> _Source records_:
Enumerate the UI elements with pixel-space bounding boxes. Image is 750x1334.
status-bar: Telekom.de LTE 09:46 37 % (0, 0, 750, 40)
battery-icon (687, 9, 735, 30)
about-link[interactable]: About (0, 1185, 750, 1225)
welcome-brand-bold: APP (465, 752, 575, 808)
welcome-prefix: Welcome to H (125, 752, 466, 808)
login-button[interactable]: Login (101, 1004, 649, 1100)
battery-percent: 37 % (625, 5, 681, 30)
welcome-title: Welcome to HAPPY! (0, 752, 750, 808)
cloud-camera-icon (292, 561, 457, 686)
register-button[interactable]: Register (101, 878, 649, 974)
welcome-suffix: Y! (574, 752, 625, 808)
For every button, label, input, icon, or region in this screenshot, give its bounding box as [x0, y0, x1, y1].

---

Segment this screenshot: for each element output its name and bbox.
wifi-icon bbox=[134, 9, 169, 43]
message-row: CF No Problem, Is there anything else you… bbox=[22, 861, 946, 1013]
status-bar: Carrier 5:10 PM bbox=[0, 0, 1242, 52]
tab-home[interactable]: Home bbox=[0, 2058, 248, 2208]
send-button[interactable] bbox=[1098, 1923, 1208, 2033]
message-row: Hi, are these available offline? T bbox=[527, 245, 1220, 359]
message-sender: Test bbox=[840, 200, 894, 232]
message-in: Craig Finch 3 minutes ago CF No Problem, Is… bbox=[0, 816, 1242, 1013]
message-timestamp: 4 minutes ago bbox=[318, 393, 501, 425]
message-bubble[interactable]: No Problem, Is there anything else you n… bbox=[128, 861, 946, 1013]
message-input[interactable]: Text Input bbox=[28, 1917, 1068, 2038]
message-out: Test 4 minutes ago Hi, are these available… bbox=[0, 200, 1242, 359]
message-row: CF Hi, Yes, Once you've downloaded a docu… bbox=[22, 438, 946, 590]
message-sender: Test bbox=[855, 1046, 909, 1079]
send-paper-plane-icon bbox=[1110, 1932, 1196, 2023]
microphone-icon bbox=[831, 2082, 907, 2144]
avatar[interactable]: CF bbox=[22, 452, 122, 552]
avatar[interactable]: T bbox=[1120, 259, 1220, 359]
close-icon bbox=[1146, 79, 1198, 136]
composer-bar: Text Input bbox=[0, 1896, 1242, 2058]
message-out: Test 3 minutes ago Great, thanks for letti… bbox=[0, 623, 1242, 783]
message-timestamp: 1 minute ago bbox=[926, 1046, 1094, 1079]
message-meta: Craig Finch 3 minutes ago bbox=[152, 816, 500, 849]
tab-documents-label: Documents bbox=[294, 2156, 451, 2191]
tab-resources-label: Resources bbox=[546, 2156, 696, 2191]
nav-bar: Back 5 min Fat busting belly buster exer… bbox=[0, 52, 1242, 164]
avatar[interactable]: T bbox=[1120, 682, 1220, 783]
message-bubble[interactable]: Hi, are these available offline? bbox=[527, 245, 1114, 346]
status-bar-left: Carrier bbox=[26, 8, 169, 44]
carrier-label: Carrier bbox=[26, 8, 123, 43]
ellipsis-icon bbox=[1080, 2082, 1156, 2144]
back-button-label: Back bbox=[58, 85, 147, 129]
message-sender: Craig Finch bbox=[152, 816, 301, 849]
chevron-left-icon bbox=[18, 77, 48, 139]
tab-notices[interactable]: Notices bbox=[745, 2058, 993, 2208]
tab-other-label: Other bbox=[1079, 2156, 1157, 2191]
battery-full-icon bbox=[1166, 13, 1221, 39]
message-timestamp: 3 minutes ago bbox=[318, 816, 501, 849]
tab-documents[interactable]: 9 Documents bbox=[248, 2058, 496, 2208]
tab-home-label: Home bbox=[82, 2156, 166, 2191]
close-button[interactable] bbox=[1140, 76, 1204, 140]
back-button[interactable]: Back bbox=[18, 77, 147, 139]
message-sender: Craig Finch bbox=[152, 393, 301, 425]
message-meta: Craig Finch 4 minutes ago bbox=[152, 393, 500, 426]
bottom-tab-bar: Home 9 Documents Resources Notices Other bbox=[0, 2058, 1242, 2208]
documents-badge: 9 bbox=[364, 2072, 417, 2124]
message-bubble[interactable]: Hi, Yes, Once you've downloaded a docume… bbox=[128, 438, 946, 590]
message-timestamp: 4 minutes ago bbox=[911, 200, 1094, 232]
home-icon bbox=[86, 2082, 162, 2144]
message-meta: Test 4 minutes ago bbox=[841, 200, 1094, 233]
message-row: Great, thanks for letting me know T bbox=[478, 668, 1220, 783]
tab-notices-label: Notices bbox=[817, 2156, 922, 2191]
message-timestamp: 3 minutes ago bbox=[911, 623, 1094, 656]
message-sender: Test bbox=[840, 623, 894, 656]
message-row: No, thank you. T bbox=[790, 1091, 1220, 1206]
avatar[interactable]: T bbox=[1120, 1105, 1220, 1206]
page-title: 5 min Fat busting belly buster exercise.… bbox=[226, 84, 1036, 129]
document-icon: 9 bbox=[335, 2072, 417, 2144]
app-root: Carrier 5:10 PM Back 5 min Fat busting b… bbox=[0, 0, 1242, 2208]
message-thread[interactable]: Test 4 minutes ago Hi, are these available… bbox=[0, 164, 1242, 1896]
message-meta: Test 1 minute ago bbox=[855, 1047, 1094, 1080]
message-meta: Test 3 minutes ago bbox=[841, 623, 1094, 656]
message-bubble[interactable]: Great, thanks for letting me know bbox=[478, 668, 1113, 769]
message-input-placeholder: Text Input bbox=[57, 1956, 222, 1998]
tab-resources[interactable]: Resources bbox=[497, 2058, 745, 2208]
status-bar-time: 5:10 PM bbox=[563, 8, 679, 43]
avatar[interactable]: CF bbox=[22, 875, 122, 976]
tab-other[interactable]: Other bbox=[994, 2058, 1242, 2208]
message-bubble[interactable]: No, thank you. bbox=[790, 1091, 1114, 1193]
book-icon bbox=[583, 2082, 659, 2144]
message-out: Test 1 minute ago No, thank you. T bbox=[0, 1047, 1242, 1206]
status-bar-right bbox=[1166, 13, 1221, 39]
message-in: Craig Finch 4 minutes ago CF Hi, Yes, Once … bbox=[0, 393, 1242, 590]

> _What you will do_:
Copy out, word for word, the lines from the one containing "Enumerate the UI" through the one containing "For every button, label, input, icon, or", with both of those lines included.

> _Task result_:
Enumerate the UI elements with pixel-space bounding boxes. Image is 750x1334.
status-bar: Telekom.de LTE 09:46 37 % (0, 0, 750, 40)
battery-icon (687, 9, 735, 30)
about-link[interactable]: About (0, 1185, 750, 1225)
welcome-brand-bold: APP (465, 752, 575, 808)
welcome-prefix: Welcome to H (125, 752, 466, 808)
login-button[interactable]: Login (101, 1004, 649, 1100)
battery-percent: 37 % (625, 5, 681, 30)
welcome-title: Welcome to HAPPY! (0, 752, 750, 808)
cloud-camera-icon (292, 561, 457, 686)
register-button[interactable]: Register (101, 878, 649, 974)
welcome-suffix: Y! (574, 752, 625, 808)
For every button, label, input, icon, or region in this screenshot, give its bounding box as [x0, y0, x1, y1].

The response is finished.